Problem to solve:
Output every line exactly as written. Leave out pictures.

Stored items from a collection
■ ■ ■ ■ ■ ■ ■

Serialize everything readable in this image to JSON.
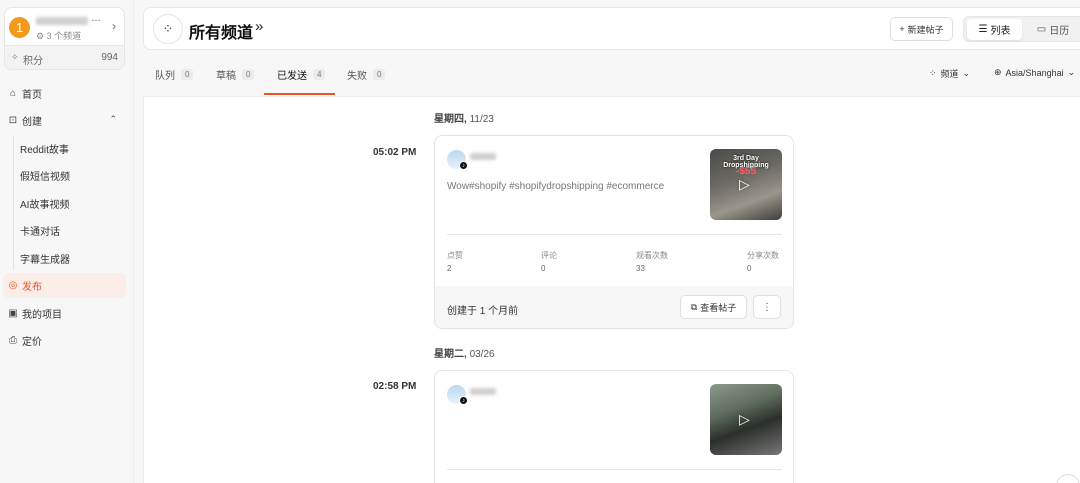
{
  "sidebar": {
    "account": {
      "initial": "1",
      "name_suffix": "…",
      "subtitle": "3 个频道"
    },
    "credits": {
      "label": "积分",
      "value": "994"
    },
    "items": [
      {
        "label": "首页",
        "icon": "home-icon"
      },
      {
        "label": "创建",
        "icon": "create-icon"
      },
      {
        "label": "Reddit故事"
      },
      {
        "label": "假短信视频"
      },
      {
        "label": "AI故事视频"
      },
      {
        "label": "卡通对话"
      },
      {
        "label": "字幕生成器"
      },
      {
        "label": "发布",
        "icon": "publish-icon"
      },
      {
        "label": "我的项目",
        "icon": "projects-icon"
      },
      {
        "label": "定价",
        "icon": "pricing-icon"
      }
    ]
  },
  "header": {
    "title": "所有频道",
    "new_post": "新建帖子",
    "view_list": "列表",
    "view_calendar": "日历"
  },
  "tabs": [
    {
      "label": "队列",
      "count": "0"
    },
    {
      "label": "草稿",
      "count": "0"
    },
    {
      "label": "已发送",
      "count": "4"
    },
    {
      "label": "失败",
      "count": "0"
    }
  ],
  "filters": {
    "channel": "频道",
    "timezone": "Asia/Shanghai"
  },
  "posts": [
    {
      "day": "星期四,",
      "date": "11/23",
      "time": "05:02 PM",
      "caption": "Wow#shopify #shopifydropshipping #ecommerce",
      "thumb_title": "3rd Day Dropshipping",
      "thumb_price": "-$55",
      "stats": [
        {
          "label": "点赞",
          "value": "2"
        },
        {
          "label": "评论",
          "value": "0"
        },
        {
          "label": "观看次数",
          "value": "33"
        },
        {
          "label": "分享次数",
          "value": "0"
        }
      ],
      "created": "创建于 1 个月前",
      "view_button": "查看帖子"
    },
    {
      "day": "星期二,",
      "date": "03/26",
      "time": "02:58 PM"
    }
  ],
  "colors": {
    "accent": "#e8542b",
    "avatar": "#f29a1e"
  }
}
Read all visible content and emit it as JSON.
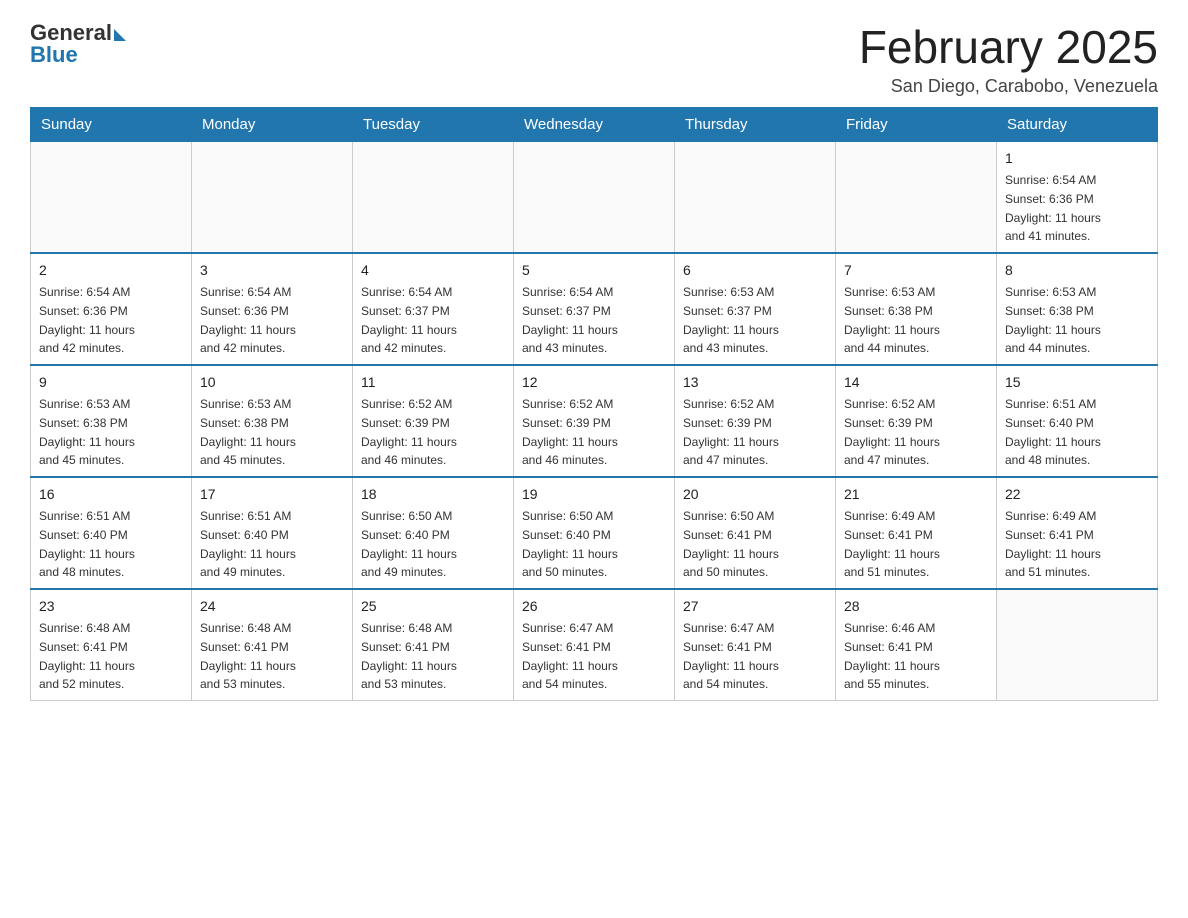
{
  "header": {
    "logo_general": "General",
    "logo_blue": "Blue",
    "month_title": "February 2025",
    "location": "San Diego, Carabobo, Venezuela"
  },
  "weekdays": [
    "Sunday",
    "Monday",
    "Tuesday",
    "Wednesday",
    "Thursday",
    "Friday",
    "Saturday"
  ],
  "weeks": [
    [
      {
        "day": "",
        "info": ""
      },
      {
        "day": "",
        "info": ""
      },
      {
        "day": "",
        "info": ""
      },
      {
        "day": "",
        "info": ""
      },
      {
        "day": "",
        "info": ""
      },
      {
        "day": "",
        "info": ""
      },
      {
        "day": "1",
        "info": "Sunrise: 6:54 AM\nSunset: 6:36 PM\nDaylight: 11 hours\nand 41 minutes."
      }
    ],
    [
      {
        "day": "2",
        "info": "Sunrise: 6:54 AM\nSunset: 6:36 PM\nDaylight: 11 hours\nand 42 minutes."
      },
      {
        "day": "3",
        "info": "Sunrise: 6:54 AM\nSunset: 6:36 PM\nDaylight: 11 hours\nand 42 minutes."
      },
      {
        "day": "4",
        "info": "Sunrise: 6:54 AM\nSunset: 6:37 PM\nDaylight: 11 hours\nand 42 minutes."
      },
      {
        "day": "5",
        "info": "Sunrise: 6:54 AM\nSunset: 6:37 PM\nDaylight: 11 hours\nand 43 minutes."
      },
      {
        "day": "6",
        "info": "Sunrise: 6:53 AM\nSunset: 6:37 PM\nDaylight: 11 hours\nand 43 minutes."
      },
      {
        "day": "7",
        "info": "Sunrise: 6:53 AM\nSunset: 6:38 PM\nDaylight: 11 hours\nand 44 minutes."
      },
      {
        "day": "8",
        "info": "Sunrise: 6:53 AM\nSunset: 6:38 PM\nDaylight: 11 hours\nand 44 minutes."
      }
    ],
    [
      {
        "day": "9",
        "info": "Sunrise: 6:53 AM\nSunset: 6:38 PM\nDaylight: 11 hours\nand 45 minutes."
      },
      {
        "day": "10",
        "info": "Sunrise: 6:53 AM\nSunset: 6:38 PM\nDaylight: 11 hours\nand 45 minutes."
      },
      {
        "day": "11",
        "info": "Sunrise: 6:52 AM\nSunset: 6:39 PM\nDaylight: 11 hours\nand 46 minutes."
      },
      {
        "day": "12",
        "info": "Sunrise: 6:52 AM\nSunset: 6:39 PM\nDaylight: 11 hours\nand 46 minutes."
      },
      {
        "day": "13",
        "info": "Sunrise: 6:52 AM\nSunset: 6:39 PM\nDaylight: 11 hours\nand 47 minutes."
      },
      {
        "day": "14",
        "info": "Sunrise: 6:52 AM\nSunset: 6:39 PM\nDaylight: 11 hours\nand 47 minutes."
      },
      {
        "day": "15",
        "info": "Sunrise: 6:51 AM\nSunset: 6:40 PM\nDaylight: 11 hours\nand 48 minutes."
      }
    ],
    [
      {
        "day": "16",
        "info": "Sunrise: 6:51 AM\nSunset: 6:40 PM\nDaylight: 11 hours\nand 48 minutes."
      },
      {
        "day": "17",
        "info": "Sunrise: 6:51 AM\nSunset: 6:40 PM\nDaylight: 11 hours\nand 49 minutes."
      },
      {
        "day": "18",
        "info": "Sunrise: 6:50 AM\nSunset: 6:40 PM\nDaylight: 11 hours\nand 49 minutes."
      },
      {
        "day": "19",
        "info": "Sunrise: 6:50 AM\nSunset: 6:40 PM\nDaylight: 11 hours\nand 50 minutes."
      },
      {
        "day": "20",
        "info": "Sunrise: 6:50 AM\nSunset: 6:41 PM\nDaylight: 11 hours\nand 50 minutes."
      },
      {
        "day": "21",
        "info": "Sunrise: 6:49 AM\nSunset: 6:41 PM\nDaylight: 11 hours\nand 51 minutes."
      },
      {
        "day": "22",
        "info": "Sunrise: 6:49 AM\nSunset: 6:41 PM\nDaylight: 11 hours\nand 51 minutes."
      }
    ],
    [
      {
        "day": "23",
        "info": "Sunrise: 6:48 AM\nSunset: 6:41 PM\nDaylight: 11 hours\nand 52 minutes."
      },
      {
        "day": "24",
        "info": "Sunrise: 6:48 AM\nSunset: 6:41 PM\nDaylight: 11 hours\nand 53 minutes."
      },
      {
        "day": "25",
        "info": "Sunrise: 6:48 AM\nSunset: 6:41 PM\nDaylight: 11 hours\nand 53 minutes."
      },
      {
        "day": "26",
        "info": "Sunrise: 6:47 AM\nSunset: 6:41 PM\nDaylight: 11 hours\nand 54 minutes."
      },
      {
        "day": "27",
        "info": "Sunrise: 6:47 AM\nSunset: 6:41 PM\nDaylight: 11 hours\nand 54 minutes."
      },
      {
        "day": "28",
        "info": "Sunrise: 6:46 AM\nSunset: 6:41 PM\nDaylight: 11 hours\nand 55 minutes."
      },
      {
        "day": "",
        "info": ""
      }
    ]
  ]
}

■ ■ ■ ■ ■ ■ ■

Final result:
Serialize everything readable in this image to JSON.
{
  "sidebar": {
    "account": {
      "initial": "1",
      "name_suffix": "…",
      "subtitle": "3 个频道"
    },
    "credits": {
      "label": "积分",
      "value": "994"
    },
    "items": [
      {
        "label": "首页",
        "icon": "home-icon"
      },
      {
        "label": "创建",
        "icon": "create-icon"
      },
      {
        "label": "Reddit故事"
      },
      {
        "label": "假短信视频"
      },
      {
        "label": "AI故事视频"
      },
      {
        "label": "卡通对话"
      },
      {
        "label": "字幕生成器"
      },
      {
        "label": "发布",
        "icon": "publish-icon"
      },
      {
        "label": "我的项目",
        "icon": "projects-icon"
      },
      {
        "label": "定价",
        "icon": "pricing-icon"
      }
    ]
  },
  "header": {
    "title": "所有频道",
    "new_post": "新建帖子",
    "view_list": "列表",
    "view_calendar": "日历"
  },
  "tabs": [
    {
      "label": "队列",
      "count": "0"
    },
    {
      "label": "草稿",
      "count": "0"
    },
    {
      "label": "已发送",
      "count": "4"
    },
    {
      "label": "失败",
      "count": "0"
    }
  ],
  "filters": {
    "channel": "频道",
    "timezone": "Asia/Shanghai"
  },
  "posts": [
    {
      "day": "星期四,",
      "date": "11/23",
      "time": "05:02 PM",
      "caption": "Wow#shopify #shopifydropshipping #ecommerce",
      "thumb_title": "3rd Day Dropshipping",
      "thumb_price": "-$55",
      "stats": [
        {
          "label": "点赞",
          "value": "2"
        },
        {
          "label": "评论",
          "value": "0"
        },
        {
          "label": "观看次数",
          "value": "33"
        },
        {
          "label": "分享次数",
          "value": "0"
        }
      ],
      "created": "创建于 1 个月前",
      "view_button": "查看帖子"
    },
    {
      "day": "星期二,",
      "date": "03/26",
      "time": "02:58 PM"
    }
  ],
  "colors": {
    "accent": "#e8542b",
    "avatar": "#f29a1e"
  }
}
Read all visible content and emit it as JSON.
{
  "header": {
    "logo_general": "General",
    "logo_blue": "Blue",
    "month_title": "February 2025",
    "location": "San Diego, Carabobo, Venezuela"
  },
  "weekdays": [
    "Sunday",
    "Monday",
    "Tuesday",
    "Wednesday",
    "Thursday",
    "Friday",
    "Saturday"
  ],
  "weeks": [
    [
      {
        "day": "",
        "info": ""
      },
      {
        "day": "",
        "info": ""
      },
      {
        "day": "",
        "info": ""
      },
      {
        "day": "",
        "info": ""
      },
      {
        "day": "",
        "info": ""
      },
      {
        "day": "",
        "info": ""
      },
      {
        "day": "1",
        "info": "Sunrise: 6:54 AM\nSunset: 6:36 PM\nDaylight: 11 hours\nand 41 minutes."
      }
    ],
    [
      {
        "day": "2",
        "info": "Sunrise: 6:54 AM\nSunset: 6:36 PM\nDaylight: 11 hours\nand 42 minutes."
      },
      {
        "day": "3",
        "info": "Sunrise: 6:54 AM\nSunset: 6:36 PM\nDaylight: 11 hours\nand 42 minutes."
      },
      {
        "day": "4",
        "info": "Sunrise: 6:54 AM\nSunset: 6:37 PM\nDaylight: 11 hours\nand 42 minutes."
      },
      {
        "day": "5",
        "info": "Sunrise: 6:54 AM\nSunset: 6:37 PM\nDaylight: 11 hours\nand 43 minutes."
      },
      {
        "day": "6",
        "info": "Sunrise: 6:53 AM\nSunset: 6:37 PM\nDaylight: 11 hours\nand 43 minutes."
      },
      {
        "day": "7",
        "info": "Sunrise: 6:53 AM\nSunset: 6:38 PM\nDaylight: 11 hours\nand 44 minutes."
      },
      {
        "day": "8",
        "info": "Sunrise: 6:53 AM\nSunset: 6:38 PM\nDaylight: 11 hours\nand 44 minutes."
      }
    ],
    [
      {
        "day": "9",
        "info": "Sunrise: 6:53 AM\nSunset: 6:38 PM\nDaylight: 11 hours\nand 45 minutes."
      },
      {
        "day": "10",
        "info": "Sunrise: 6:53 AM\nSunset: 6:38 PM\nDaylight: 11 hours\nand 45 minutes."
      },
      {
        "day": "11",
        "info": "Sunrise: 6:52 AM\nSunset: 6:39 PM\nDaylight: 11 hours\nand 46 minutes."
      },
      {
        "day": "12",
        "info": "Sunrise: 6:52 AM\nSunset: 6:39 PM\nDaylight: 11 hours\nand 46 minutes."
      },
      {
        "day": "13",
        "info": "Sunrise: 6:52 AM\nSunset: 6:39 PM\nDaylight: 11 hours\nand 47 minutes."
      },
      {
        "day": "14",
        "info": "Sunrise: 6:52 AM\nSunset: 6:39 PM\nDaylight: 11 hours\nand 47 minutes."
      },
      {
        "day": "15",
        "info": "Sunrise: 6:51 AM\nSunset: 6:40 PM\nDaylight: 11 hours\nand 48 minutes."
      }
    ],
    [
      {
        "day": "16",
        "info": "Sunrise: 6:51 AM\nSunset: 6:40 PM\nDaylight: 11 hours\nand 48 minutes."
      },
      {
        "day": "17",
        "info": "Sunrise: 6:51 AM\nSunset: 6:40 PM\nDaylight: 11 hours\nand 49 minutes."
      },
      {
        "day": "18",
        "info": "Sunrise: 6:50 AM\nSunset: 6:40 PM\nDaylight: 11 hours\nand 49 minutes."
      },
      {
        "day": "19",
        "info": "Sunrise: 6:50 AM\nSunset: 6:40 PM\nDaylight: 11 hours\nand 50 minutes."
      },
      {
        "day": "20",
        "info": "Sunrise: 6:50 AM\nSunset: 6:41 PM\nDaylight: 11 hours\nand 50 minutes."
      },
      {
        "day": "21",
        "info": "Sunrise: 6:49 AM\nSunset: 6:41 PM\nDaylight: 11 hours\nand 51 minutes."
      },
      {
        "day": "22",
        "info": "Sunrise: 6:49 AM\nSunset: 6:41 PM\nDaylight: 11 hours\nand 51 minutes."
      }
    ],
    [
      {
        "day": "23",
        "info": "Sunrise: 6:48 AM\nSunset: 6:41 PM\nDaylight: 11 hours\nand 52 minutes."
      },
      {
        "day": "24",
        "info": "Sunrise: 6:48 AM\nSunset: 6:41 PM\nDaylight: 11 hours\nand 53 minutes."
      },
      {
        "day": "25",
        "info": "Sunrise: 6:48 AM\nSunset: 6:41 PM\nDaylight: 11 hours\nand 53 minutes."
      },
      {
        "day": "26",
        "info": "Sunrise: 6:47 AM\nSunset: 6:41 PM\nDaylight: 11 hours\nand 54 minutes."
      },
      {
        "day": "27",
        "info": "Sunrise: 6:47 AM\nSunset: 6:41 PM\nDaylight: 11 hours\nand 54 minutes."
      },
      {
        "day": "28",
        "info": "Sunrise: 6:46 AM\nSunset: 6:41 PM\nDaylight: 11 hours\nand 55 minutes."
      },
      {
        "day": "",
        "info": ""
      }
    ]
  ]
}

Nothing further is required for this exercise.